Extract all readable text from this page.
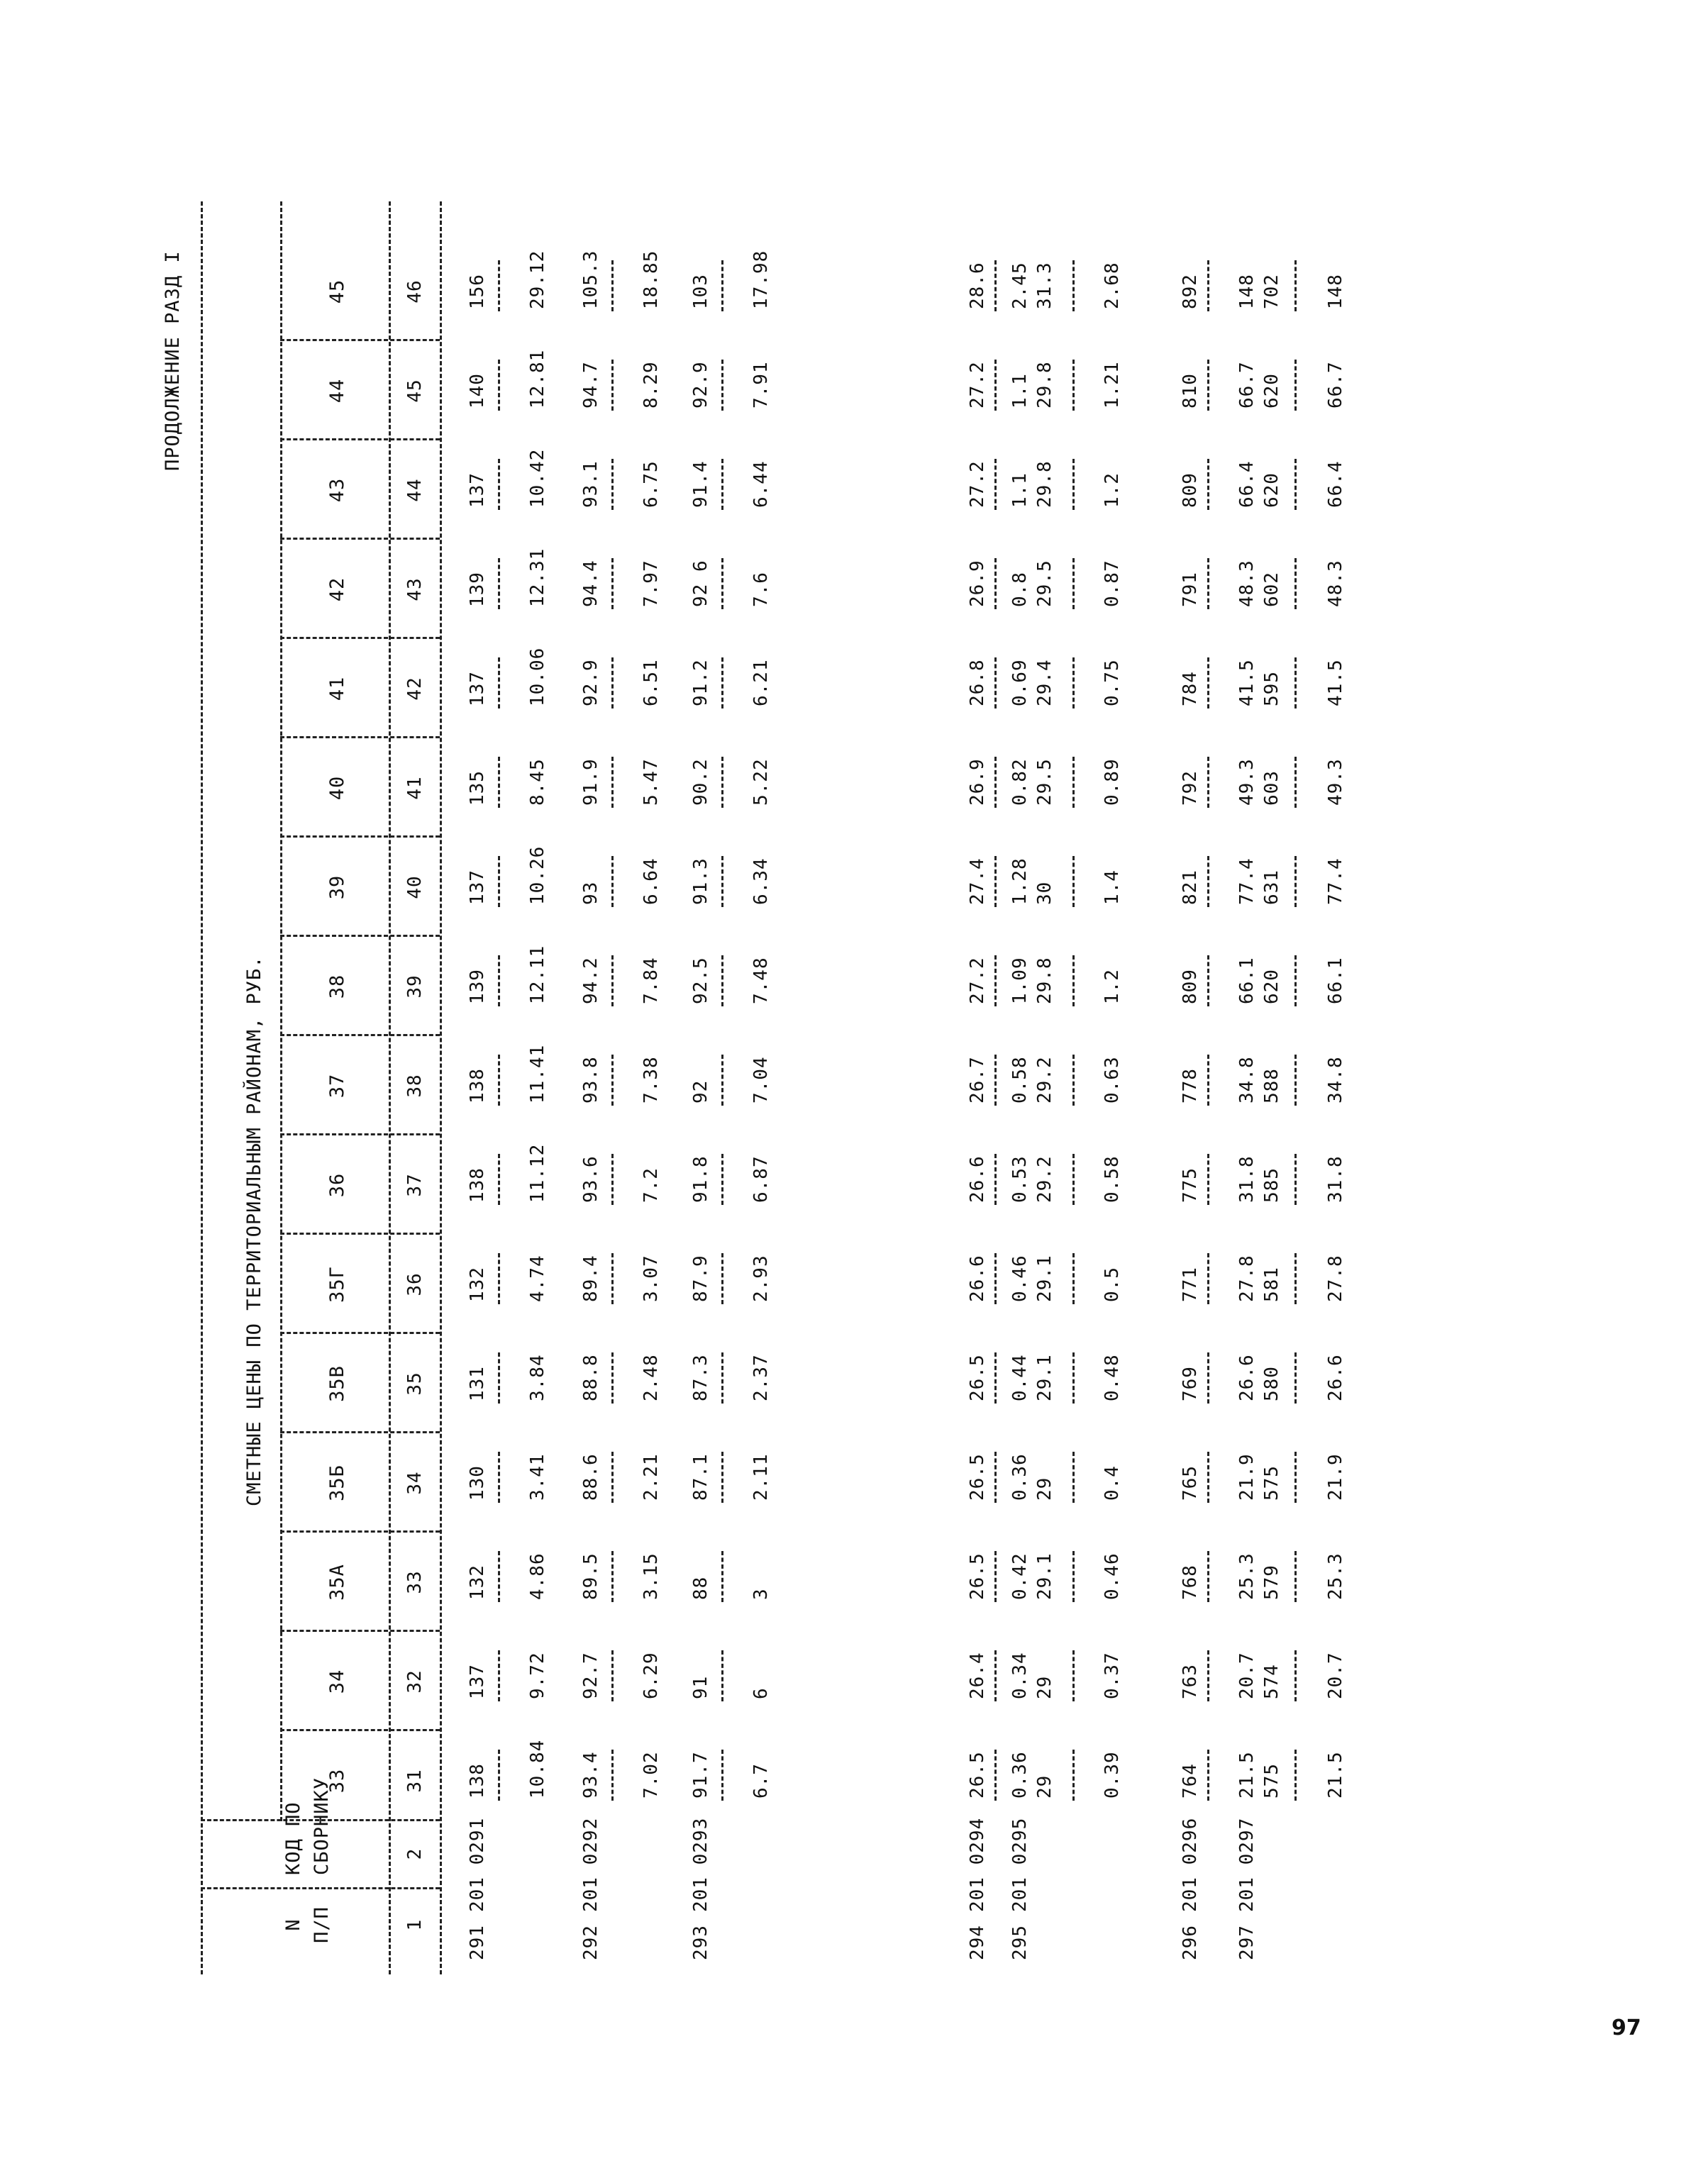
ПРОДОЛЖЕНИЕ РАЗД I
СМЕТНЫЕ ЦЕНЫ ПО ТЕРРИТОРИАЛЬНЫМ РАЙОНАМ, РУБ.
N П/П
КОД ПО СБОРНИКУ
33
34
35А
35Б
35В
35Г
36
37
38
39
40
41
42
43
44
45
1
2
31
32
33
34
35
36
37
38
39
40
41
42
43
44
45
46
291
201 0291
138
137
132
130
131
132
138
138
139
137
135
137
139
137
140
156
10.84
9.72
4.86
3.41
3.84
4.74
11.12
11.41
12.11
10.26
8.45
10.06
12.31
10.42
12.81
29.12
292
201 0292
93.4
92.7
89.5
88.6
88.8
89.4
93.6
93.8
94.2
93
91.9
92.9
94.4
93.1
94.7
105.3
7.02
6.29
3.15
2.21
2.48
3.07
7.2
7.38
7.84
6.64
5.47
6.51
7.97
6.75
8.29
18.85
293
201 0293
91.7
91
88
87.1
87.3
87.9
91.8
92
92.5
91.3
90.2
91.2
92 6
91.4
92.9
103
6.7
6
3
2.11
2.37
2.93
6.87
7.04
7.48
6.34
5.22
6.21
7.6
6.44
7.91
17.98
294
201 0294
26.5
26.4
26.5
26.5
26.5
26.6
26.6
26.7
27.2
27.4
26.9
26.8
26.9
27.2
27.2
28.6
295
201 0295
0.36
0.34
0.42
0.36
0.44
0.46
0.53
0.58
1.09
1.28
0.82
0.69
0.8
1.1
1.1
2.45
29
29
29.1
29
29.1
29.1
29.2
29.2
29.8
30
29.5
29.4
29.5
29.8
29.8
31.3
0.39
0.37
0.46
0.4
0.48
0.5
0.58
0.63
1.2
1.4
0.89
0.75
0.87
1.2
1.21
2.68
296
201 0296
764
763
768
765
769
771
775
778
809
821
792
784
791
809
810
892
297
201 0297
21.5
20.7
25.3
21.9
26.6
27.8
31.8
34.8
66.1
77.4
49.3
41.5
48.3
66.4
66.7
148
575
574
579
575
580
581
585
588
620
631
603
595
602
620
620
702
21.5
20.7
25.3
21.9
26.6
27.8
31.8
34.8
66.1
77.4
49.3
41.5
48.3
66.4
66.7
148
97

··········

AIM OF THE TASK: Pictures are excluded; output everything else in the data verbatim.

TASK RESPONSE:
Extract all readable text from this page.
ПРОДОЛЖЕНИЕ РАЗД I
СМЕТНЫЕ ЦЕНЫ ПО ТЕРРИТОРИАЛЬНЫМ РАЙОНАМ, РУБ.
N П/П
КОД ПО СБОРНИКУ
33
34
35А
35Б
35В
35Г
36
37
38
39
40
41
42
43
44
45
1
2
31
32
33
34
35
36
37
38
39
40
41
42
43
44
45
46
291
201 0291
138
137
132
130
131
132
138
138
139
137
135
137
139
137
140
156
10.84
9.72
4.86
3.41
3.84
4.74
11.12
11.41
12.11
10.26
8.45
10.06
12.31
10.42
12.81
29.12
292
201 0292
93.4
92.7
89.5
88.6
88.8
89.4
93.6
93.8
94.2
93
91.9
92.9
94.4
93.1
94.7
105.3
7.02
6.29
3.15
2.21
2.48
3.07
7.2
7.38
7.84
6.64
5.47
6.51
7.97
6.75
8.29
18.85
293
201 0293
91.7
91
88
87.1
87.3
87.9
91.8
92
92.5
91.3
90.2
91.2
92 6
91.4
92.9
103
6.7
6
3
2.11
2.37
2.93
6.87
7.04
7.48
6.34
5.22
6.21
7.6
6.44
7.91
17.98
294
201 0294
26.5
26.4
26.5
26.5
26.5
26.6
26.6
26.7
27.2
27.4
26.9
26.8
26.9
27.2
27.2
28.6
295
201 0295
0.36
0.34
0.42
0.36
0.44
0.46
0.53
0.58
1.09
1.28
0.82
0.69
0.8
1.1
1.1
2.45
29
29
29.1
29
29.1
29.1
29.2
29.2
29.8
30
29.5
29.4
29.5
29.8
29.8
31.3
0.39
0.37
0.46
0.4
0.48
0.5
0.58
0.63
1.2
1.4
0.89
0.75
0.87
1.2
1.21
2.68
296
201 0296
764
763
768
765
769
771
775
778
809
821
792
784
791
809
810
892
297
201 0297
21.5
20.7
25.3
21.9
26.6
27.8
31.8
34.8
66.1
77.4
49.3
41.5
48.3
66.4
66.7
148
575
574
579
575
580
581
585
588
620
631
603
595
602
620
620
702
21.5
20.7
25.3
21.9
26.6
27.8
31.8
34.8
66.1
77.4
49.3
41.5
48.3
66.4
66.7
148
97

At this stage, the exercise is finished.